Figure contents as structured data
* * *
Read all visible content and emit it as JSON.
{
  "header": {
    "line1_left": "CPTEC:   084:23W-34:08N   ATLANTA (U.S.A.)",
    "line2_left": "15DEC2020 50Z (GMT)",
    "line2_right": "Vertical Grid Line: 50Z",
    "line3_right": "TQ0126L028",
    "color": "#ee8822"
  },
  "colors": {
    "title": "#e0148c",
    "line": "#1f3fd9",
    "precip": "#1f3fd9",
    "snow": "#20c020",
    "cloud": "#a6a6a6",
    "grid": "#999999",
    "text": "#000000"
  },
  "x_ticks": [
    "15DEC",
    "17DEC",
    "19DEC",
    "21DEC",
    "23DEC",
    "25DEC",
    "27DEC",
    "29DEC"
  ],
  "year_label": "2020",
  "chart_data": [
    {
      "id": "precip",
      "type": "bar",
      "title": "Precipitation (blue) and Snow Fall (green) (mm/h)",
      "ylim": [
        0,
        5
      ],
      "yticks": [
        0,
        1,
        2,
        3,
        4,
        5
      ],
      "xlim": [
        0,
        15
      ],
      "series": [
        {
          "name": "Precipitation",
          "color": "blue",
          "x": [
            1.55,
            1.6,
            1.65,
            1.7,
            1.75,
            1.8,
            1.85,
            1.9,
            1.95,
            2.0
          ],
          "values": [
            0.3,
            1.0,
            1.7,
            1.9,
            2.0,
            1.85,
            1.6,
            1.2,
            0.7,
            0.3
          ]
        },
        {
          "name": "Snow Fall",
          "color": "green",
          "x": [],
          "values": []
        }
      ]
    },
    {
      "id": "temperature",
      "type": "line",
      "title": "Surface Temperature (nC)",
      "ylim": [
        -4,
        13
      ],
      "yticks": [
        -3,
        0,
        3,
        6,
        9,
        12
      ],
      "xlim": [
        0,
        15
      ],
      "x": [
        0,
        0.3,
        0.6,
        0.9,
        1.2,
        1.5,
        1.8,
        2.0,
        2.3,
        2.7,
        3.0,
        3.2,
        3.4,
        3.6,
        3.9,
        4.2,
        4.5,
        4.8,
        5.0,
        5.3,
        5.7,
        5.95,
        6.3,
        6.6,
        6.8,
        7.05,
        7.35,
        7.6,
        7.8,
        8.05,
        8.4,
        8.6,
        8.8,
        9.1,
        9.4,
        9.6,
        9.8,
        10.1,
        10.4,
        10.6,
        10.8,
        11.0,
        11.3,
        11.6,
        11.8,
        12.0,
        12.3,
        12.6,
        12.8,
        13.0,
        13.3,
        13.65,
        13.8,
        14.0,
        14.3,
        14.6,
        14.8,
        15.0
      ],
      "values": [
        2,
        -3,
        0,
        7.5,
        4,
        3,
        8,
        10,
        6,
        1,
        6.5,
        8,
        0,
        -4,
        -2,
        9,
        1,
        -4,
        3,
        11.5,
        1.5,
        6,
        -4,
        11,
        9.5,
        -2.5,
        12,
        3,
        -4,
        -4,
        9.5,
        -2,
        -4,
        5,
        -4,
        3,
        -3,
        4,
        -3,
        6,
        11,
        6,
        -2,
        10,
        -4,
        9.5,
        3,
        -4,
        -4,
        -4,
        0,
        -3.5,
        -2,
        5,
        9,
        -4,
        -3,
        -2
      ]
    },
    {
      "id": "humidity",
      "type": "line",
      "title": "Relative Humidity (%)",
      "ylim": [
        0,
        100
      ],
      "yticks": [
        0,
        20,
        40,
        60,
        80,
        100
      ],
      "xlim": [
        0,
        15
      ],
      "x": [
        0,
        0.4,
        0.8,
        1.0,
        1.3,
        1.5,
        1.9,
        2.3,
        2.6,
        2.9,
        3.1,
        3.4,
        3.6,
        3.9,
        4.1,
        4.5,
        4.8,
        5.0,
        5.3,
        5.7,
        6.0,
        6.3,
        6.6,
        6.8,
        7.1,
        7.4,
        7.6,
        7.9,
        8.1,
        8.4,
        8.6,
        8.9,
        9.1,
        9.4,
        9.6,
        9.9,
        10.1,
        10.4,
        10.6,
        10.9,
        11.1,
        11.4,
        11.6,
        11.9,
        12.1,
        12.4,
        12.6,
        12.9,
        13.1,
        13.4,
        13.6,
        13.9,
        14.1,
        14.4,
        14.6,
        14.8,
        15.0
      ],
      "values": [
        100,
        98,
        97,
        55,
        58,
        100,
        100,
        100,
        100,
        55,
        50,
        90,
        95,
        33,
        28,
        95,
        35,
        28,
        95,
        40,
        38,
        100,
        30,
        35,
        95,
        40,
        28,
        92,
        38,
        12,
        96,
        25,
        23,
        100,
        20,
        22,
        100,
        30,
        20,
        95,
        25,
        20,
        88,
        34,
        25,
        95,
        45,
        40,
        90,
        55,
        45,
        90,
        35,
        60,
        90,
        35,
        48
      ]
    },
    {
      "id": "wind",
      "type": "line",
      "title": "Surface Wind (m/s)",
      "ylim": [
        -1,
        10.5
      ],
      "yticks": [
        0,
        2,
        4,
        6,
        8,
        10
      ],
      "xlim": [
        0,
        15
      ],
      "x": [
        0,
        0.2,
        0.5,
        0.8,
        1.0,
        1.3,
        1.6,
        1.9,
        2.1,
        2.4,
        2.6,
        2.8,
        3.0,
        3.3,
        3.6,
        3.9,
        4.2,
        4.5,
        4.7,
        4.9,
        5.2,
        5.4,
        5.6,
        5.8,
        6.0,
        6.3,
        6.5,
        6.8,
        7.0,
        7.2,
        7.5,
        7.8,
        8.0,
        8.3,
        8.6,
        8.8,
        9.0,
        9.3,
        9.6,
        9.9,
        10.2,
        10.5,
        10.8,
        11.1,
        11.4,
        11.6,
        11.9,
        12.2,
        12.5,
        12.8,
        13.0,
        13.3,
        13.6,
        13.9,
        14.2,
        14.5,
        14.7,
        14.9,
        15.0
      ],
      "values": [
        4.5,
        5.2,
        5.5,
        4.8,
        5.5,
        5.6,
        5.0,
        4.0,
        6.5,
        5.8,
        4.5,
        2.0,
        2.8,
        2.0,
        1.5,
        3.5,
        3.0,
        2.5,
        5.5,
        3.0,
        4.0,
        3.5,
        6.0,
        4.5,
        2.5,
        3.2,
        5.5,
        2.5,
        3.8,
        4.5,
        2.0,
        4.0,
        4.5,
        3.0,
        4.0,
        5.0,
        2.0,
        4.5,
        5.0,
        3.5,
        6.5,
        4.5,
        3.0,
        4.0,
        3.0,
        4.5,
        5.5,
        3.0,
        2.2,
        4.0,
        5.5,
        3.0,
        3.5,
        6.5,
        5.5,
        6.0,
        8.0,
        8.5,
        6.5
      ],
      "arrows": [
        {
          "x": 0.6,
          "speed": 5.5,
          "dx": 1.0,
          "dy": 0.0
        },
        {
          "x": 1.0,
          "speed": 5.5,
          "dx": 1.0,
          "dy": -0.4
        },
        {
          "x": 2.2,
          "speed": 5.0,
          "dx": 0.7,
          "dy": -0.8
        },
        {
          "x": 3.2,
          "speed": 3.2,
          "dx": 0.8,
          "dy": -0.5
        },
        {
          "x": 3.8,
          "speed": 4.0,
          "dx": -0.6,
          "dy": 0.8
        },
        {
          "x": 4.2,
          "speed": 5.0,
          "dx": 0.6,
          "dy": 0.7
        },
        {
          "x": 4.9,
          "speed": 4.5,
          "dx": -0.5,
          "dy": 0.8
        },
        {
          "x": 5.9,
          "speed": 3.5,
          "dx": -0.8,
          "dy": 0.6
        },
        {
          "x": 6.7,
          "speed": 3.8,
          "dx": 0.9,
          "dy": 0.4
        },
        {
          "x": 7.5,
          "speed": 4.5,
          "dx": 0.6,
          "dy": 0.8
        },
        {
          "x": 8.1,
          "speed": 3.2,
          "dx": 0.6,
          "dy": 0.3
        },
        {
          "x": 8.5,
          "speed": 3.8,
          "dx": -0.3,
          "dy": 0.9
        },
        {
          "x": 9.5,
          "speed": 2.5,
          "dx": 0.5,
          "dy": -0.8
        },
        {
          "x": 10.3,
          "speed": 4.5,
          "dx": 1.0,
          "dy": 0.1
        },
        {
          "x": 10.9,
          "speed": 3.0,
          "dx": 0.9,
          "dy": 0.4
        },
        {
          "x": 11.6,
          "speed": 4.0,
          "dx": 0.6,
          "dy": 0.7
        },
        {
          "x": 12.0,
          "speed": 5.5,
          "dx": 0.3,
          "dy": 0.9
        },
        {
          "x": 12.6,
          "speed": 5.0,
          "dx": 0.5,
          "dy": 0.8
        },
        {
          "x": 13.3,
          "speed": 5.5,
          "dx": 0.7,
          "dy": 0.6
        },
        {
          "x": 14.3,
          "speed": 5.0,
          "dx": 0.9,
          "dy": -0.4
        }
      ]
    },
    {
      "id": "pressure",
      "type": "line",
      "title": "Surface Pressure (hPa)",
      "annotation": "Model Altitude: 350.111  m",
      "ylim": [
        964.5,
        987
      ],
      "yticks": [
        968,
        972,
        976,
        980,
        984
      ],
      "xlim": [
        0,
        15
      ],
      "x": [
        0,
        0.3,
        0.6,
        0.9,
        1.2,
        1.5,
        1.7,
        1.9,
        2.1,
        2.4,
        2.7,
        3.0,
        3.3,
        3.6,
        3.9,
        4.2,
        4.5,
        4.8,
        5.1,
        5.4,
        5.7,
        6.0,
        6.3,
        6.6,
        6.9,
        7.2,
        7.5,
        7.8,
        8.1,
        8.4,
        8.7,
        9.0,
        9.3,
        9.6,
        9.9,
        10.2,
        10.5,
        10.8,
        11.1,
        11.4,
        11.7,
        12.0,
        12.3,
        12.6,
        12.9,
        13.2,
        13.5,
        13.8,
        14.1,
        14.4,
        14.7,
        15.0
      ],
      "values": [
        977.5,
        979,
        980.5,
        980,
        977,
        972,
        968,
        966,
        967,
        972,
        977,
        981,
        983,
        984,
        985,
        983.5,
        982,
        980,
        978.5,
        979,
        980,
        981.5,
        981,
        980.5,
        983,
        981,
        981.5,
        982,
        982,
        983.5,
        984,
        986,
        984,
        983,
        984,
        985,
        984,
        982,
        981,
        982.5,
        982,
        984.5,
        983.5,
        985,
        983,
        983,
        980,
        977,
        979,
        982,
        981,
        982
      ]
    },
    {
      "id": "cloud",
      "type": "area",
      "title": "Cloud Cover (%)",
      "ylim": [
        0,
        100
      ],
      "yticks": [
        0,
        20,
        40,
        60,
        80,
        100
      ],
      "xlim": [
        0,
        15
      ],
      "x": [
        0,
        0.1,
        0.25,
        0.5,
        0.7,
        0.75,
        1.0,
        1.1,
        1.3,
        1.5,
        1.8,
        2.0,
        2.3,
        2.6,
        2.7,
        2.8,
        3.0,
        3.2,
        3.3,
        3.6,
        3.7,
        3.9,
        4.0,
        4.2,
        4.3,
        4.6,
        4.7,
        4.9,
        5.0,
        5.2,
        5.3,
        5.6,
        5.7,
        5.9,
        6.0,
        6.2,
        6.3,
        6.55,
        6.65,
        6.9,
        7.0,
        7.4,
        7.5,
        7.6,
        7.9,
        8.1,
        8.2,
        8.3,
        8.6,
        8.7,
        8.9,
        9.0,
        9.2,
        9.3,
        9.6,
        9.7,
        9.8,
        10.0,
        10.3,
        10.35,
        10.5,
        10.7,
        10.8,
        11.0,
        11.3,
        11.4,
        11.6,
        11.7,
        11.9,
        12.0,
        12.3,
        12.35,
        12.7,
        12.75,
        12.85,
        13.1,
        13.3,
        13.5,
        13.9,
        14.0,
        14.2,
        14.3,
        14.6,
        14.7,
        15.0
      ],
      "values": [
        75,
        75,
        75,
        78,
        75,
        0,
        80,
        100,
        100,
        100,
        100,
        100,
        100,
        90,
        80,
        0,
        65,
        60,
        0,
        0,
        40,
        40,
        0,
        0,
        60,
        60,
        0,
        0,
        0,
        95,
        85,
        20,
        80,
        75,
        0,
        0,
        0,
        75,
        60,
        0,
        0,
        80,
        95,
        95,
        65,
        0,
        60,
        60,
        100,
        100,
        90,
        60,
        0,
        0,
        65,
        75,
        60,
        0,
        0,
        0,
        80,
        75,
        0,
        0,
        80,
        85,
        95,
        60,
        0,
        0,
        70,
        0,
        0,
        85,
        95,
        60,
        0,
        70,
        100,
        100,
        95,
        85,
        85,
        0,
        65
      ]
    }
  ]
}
* * *
=== Work instructions ===
Select, from the listing, all lines that include the word "green".

=== Solution to this exercise ===
      "title": "Precipitation (blue) and Snow Fall (green) (mm/h)",
          "color": "green",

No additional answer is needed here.